◆ Given exercise: Check each line of the listing, and copy it if it contains the word "document".

◆ Records:
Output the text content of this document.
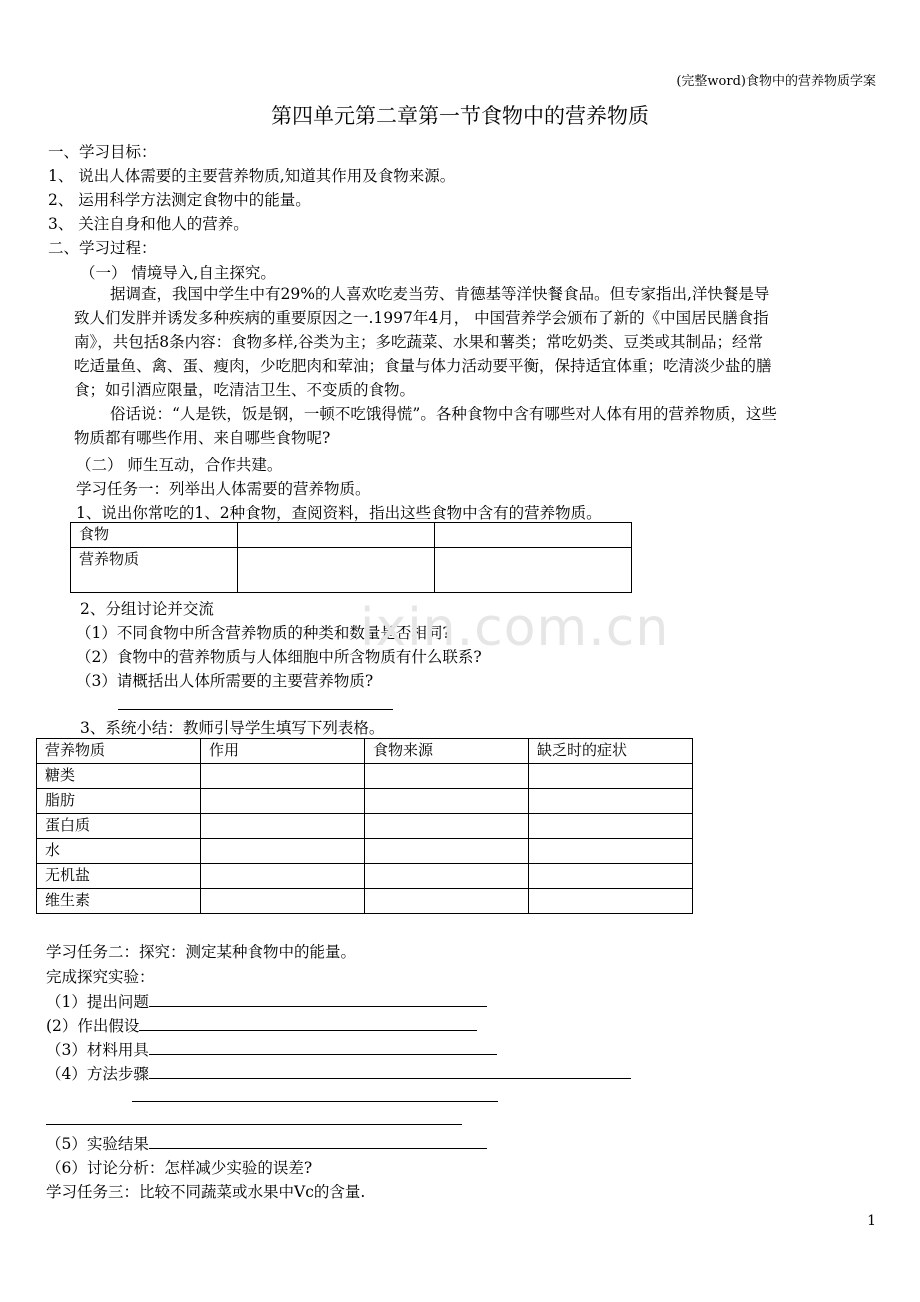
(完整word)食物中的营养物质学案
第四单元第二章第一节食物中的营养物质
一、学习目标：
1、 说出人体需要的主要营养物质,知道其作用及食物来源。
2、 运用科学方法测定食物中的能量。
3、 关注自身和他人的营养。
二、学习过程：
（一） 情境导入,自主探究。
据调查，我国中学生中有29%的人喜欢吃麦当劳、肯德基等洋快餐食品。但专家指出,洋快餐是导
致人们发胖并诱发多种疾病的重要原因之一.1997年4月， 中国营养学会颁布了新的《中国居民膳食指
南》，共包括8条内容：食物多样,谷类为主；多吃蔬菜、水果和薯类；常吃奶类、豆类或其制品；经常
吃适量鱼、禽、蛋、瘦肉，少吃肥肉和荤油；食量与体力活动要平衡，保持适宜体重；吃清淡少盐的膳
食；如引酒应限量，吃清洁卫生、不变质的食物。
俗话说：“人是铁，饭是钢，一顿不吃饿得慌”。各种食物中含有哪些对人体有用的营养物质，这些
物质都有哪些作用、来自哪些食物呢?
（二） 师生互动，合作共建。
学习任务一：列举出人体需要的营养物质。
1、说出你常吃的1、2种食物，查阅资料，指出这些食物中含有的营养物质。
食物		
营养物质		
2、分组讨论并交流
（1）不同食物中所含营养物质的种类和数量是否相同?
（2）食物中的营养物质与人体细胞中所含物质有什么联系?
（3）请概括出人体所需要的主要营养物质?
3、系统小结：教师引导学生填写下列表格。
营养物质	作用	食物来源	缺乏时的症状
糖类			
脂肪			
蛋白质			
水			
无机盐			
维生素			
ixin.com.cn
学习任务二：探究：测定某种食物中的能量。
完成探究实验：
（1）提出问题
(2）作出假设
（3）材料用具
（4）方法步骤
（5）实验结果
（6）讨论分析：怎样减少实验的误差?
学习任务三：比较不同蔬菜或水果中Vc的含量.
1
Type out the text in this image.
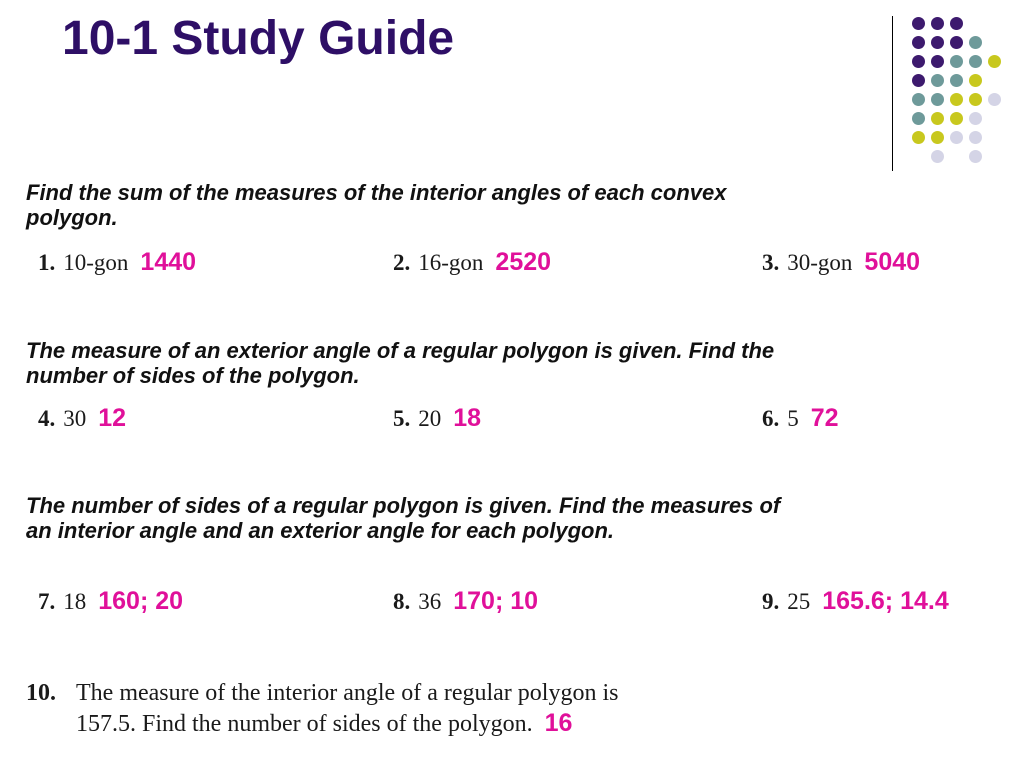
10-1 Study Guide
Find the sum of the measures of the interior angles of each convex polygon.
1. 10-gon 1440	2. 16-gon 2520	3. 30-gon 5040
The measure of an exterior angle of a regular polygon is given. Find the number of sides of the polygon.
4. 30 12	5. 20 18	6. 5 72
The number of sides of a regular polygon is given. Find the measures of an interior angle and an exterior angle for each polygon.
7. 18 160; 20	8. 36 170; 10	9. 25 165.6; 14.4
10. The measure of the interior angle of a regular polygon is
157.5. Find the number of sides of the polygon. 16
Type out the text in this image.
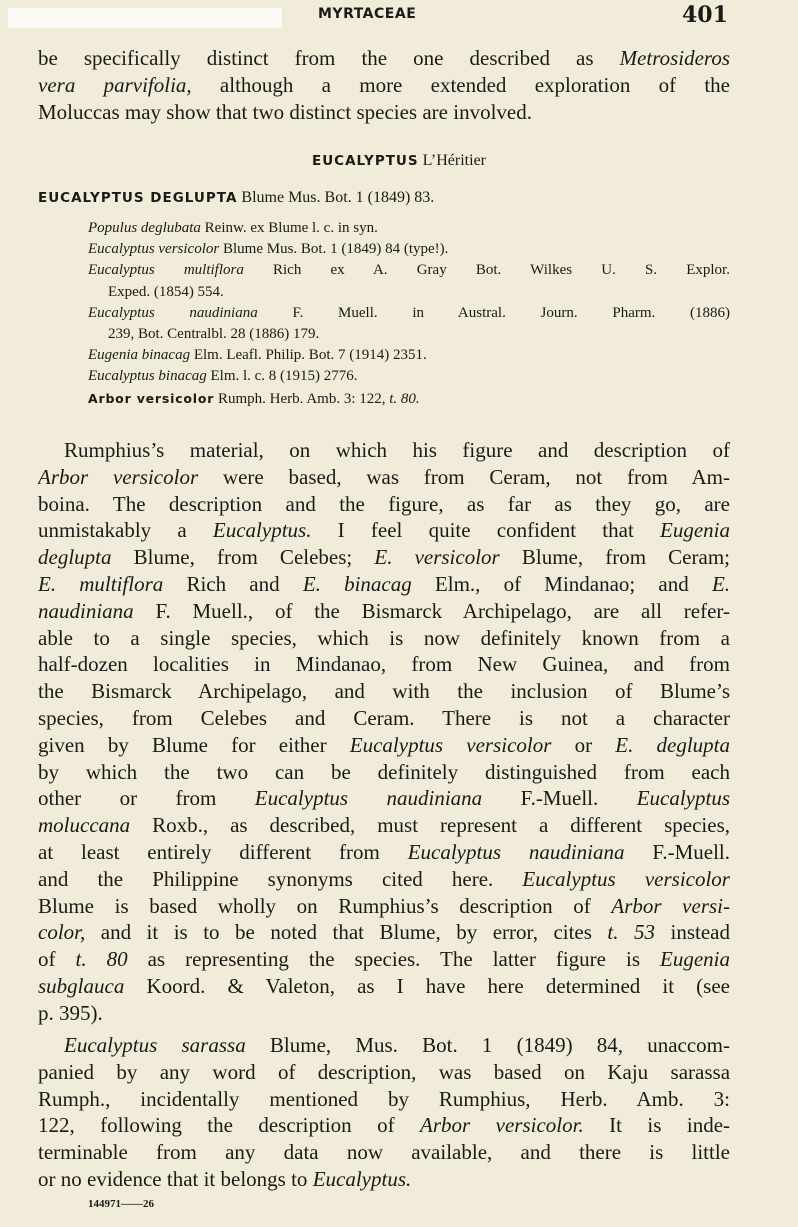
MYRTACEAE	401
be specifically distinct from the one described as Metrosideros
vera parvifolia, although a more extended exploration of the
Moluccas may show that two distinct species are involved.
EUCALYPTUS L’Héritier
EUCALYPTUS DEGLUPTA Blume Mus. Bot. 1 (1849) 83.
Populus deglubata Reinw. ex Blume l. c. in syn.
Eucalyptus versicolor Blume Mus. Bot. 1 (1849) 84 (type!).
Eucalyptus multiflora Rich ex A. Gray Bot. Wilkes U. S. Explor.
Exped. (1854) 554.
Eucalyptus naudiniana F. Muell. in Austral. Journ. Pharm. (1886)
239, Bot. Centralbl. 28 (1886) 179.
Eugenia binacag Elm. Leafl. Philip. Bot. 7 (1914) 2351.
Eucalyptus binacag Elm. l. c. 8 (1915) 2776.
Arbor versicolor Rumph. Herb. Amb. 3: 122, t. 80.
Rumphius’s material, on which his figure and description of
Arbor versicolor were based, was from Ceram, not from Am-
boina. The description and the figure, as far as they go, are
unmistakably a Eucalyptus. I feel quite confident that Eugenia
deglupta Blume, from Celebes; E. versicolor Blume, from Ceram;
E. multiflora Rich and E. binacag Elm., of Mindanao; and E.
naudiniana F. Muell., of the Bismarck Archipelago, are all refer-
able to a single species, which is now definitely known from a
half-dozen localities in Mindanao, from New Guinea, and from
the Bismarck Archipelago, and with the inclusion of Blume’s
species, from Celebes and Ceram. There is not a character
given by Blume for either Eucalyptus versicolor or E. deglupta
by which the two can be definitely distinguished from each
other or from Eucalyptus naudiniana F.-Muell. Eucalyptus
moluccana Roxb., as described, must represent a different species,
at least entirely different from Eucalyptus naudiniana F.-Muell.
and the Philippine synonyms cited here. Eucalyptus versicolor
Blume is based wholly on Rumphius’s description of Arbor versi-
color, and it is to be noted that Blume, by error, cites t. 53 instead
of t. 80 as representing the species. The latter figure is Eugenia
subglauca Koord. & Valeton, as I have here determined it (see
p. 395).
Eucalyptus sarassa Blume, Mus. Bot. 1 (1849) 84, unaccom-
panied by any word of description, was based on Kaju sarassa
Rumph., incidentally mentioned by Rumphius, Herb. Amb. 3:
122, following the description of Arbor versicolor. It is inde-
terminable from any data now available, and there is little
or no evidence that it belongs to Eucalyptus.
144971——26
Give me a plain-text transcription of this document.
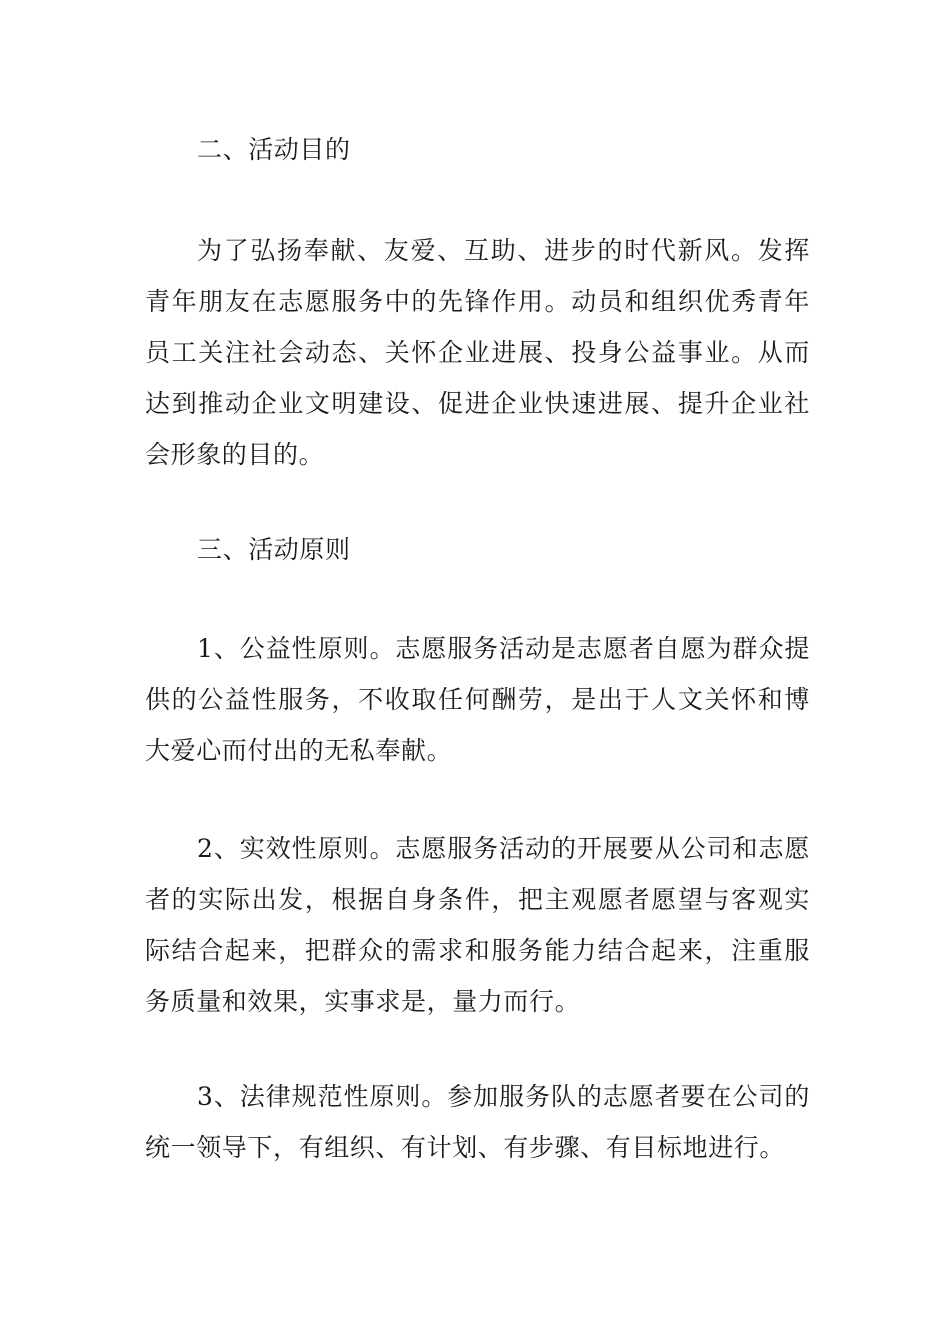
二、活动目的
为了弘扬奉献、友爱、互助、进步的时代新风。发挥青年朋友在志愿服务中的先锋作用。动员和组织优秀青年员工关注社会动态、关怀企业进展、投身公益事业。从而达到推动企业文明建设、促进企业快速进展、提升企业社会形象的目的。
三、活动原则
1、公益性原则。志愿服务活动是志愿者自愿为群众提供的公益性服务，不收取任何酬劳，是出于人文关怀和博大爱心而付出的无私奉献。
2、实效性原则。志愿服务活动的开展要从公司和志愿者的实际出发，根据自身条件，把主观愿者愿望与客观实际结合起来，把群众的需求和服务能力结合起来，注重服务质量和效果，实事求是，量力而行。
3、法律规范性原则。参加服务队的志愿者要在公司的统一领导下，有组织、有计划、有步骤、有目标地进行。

◆ Correct response:
Output the text content of this document.
Give me a plain-text transcription of this document.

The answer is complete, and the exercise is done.